Problem description: The exercise asks you to copy every line below in which "Root" appears.

··· Entries

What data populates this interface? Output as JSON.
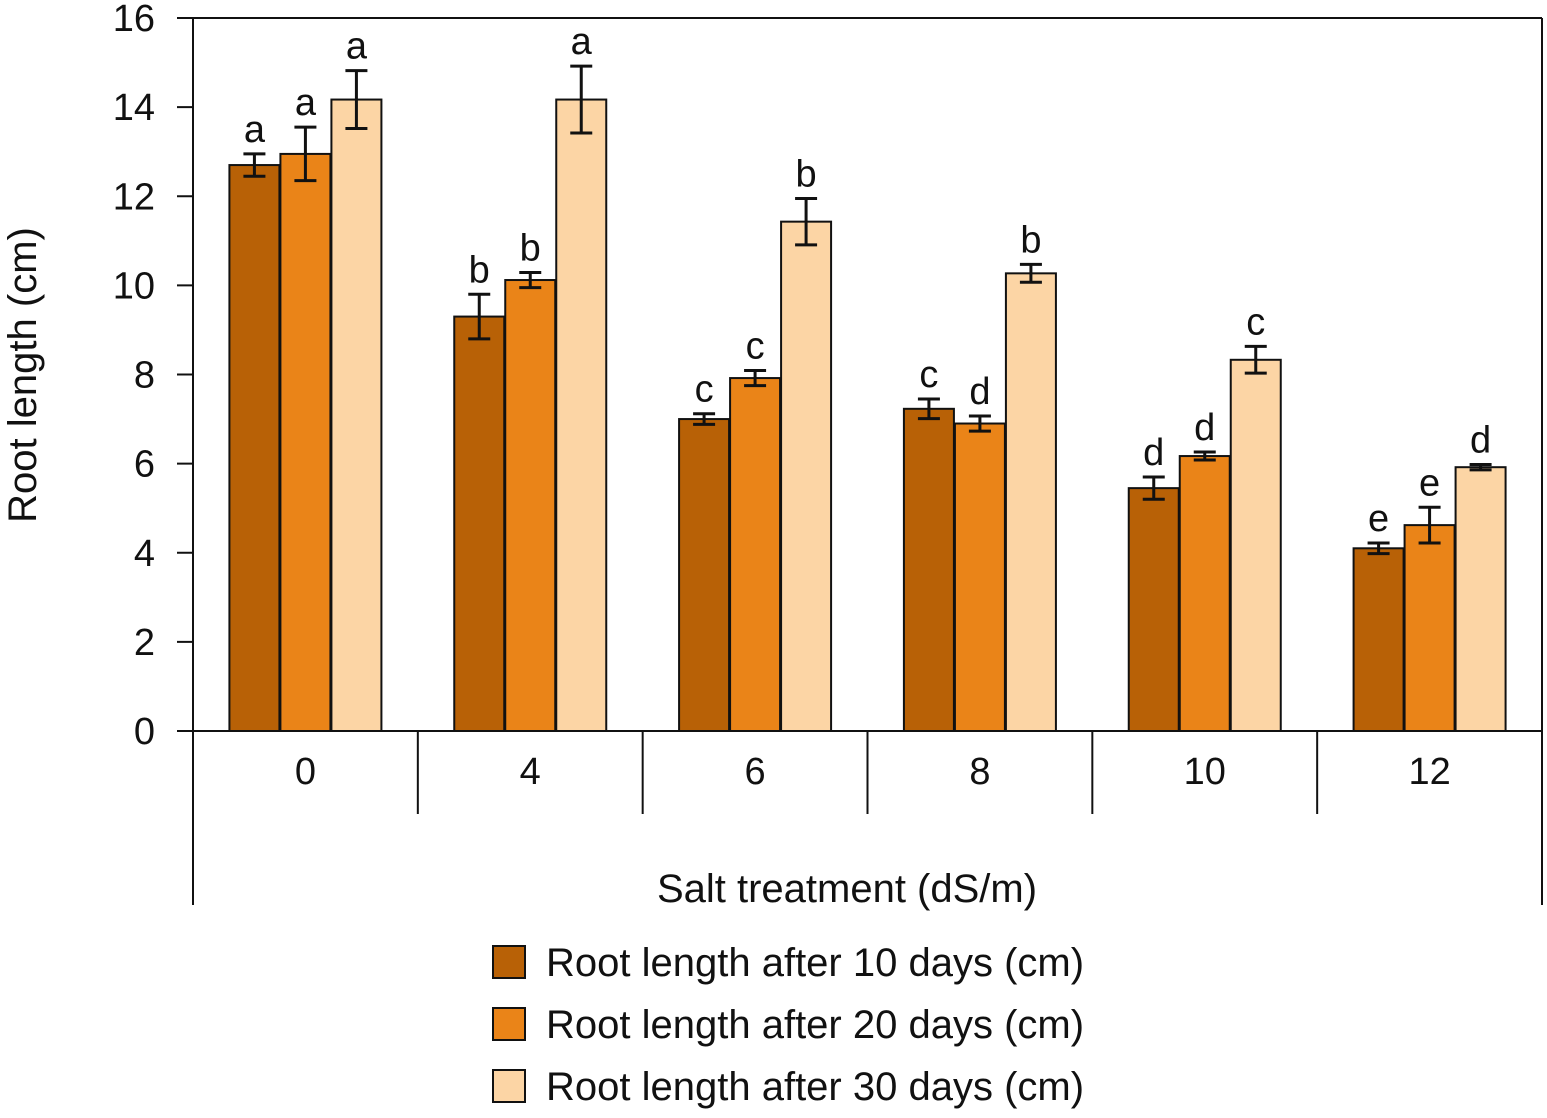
{
  "chart_data": {
    "type": "bar",
    "xlabel": "Salt treatment (dS/m)",
    "ylabel": "Root length (cm)",
    "ylim": [
      0,
      16
    ],
    "yticks": [
      0,
      2,
      4,
      6,
      8,
      10,
      12,
      14,
      16
    ],
    "categories": [
      "0",
      "4",
      "6",
      "8",
      "10",
      "12"
    ],
    "grid": false,
    "legend_position": "bottom",
    "series": [
      {
        "name": "Root length after 10 days (cm)",
        "color": "#b86106",
        "values": [
          12.7,
          9.3,
          7.0,
          7.23,
          5.45,
          4.1
        ],
        "errors": [
          0.25,
          0.5,
          0.12,
          0.22,
          0.25,
          0.12
        ],
        "letters": [
          "a",
          "b",
          "c",
          "c",
          "d",
          "e"
        ]
      },
      {
        "name": "Root length after 20 days (cm)",
        "color": "#ea8418",
        "values": [
          12.95,
          10.12,
          7.92,
          6.9,
          6.17,
          4.62
        ],
        "errors": [
          0.6,
          0.17,
          0.17,
          0.17,
          0.09,
          0.4
        ],
        "letters": [
          "a",
          "b",
          "c",
          "d",
          "d",
          "e"
        ]
      },
      {
        "name": "Root length after 30 days (cm)",
        "color": "#fcd5a5",
        "values": [
          14.17,
          14.17,
          11.43,
          10.27,
          8.33,
          5.92
        ],
        "errors": [
          0.65,
          0.75,
          0.52,
          0.2,
          0.3,
          0.06
        ],
        "letters": [
          "a",
          "a",
          "b",
          "b",
          "c",
          "d"
        ]
      }
    ]
  }
}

······

Output:
    "ylabel": "Root length (cm)",
        "name": "Root length after 10 days (cm)",
        "name": "Root length after 20 days (cm)",
        "name": "Root length after 30 days (cm)",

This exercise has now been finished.